• **Task prompt**: Gather every line of the entries that includes the word "Output".

• **Data to use**:
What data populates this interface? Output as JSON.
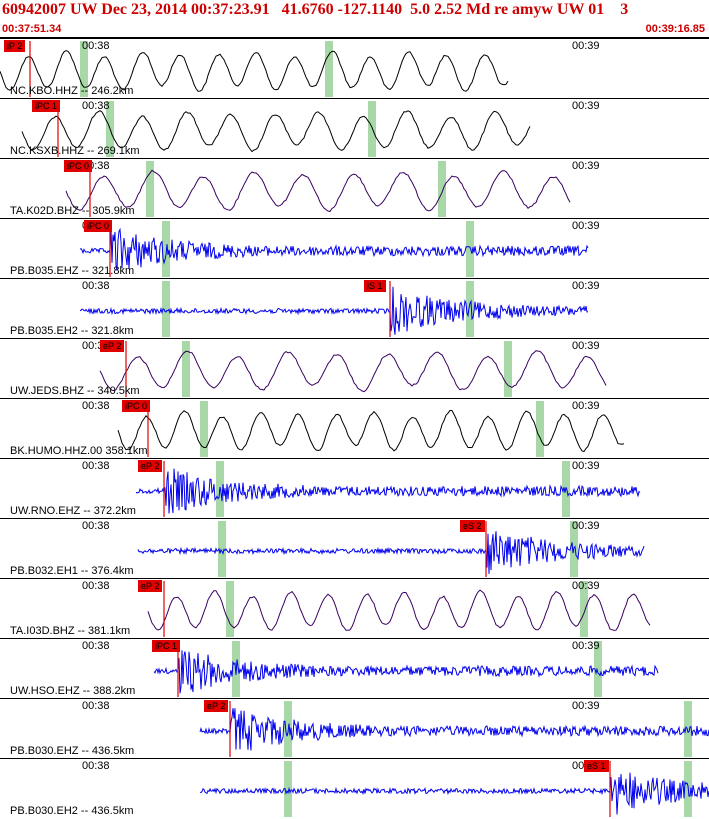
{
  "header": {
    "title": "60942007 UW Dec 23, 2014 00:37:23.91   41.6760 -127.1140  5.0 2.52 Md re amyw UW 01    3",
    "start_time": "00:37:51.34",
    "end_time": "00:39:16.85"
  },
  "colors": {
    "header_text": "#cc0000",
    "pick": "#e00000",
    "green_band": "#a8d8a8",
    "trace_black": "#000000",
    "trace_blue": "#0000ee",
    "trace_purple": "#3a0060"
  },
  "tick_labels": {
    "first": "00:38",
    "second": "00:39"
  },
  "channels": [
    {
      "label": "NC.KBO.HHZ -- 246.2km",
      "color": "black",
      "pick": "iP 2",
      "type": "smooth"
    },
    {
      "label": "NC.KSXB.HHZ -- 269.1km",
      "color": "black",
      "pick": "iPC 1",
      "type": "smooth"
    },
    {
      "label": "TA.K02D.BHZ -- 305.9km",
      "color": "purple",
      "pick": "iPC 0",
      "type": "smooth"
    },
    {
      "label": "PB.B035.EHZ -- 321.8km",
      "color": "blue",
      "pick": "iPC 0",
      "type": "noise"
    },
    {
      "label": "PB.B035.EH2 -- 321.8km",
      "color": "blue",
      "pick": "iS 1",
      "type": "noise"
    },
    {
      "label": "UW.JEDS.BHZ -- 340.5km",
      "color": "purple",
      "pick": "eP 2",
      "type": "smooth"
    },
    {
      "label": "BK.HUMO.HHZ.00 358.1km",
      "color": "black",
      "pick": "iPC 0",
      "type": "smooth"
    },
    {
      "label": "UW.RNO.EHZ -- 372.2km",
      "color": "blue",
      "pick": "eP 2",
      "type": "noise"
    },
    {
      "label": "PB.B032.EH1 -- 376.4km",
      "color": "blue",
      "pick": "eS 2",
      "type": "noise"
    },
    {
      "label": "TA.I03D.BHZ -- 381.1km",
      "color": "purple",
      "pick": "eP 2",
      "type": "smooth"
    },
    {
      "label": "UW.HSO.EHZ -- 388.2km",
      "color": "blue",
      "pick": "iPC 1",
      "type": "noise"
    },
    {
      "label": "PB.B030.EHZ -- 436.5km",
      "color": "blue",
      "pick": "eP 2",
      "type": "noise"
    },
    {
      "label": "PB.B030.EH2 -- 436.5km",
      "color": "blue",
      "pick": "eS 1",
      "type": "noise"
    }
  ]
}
* * *
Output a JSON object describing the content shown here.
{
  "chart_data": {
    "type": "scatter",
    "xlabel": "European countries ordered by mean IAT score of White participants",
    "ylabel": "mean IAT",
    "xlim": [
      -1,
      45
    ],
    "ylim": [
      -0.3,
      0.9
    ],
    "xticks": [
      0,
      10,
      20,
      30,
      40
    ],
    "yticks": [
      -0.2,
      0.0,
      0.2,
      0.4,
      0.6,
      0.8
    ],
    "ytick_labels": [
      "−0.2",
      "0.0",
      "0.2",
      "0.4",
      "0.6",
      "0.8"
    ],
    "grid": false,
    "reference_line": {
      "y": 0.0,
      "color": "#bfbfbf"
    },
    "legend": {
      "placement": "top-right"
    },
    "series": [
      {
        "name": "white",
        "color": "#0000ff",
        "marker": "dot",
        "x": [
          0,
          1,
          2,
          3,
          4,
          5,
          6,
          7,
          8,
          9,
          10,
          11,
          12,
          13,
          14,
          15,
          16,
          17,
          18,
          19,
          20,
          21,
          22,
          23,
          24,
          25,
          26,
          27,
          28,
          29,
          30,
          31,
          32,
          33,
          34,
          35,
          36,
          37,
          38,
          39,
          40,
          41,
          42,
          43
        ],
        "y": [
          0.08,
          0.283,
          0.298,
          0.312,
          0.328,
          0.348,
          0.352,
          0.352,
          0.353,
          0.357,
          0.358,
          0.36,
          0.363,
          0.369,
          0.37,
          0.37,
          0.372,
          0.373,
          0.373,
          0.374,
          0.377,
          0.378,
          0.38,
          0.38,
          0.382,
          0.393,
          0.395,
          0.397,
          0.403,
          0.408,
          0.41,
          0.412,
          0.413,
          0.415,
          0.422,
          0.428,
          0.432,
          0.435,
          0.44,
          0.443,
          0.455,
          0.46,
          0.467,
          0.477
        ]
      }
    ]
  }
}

• **Task response**:
What data populates this interface? Output as JSON.
Output a JSON object describing the content shown here.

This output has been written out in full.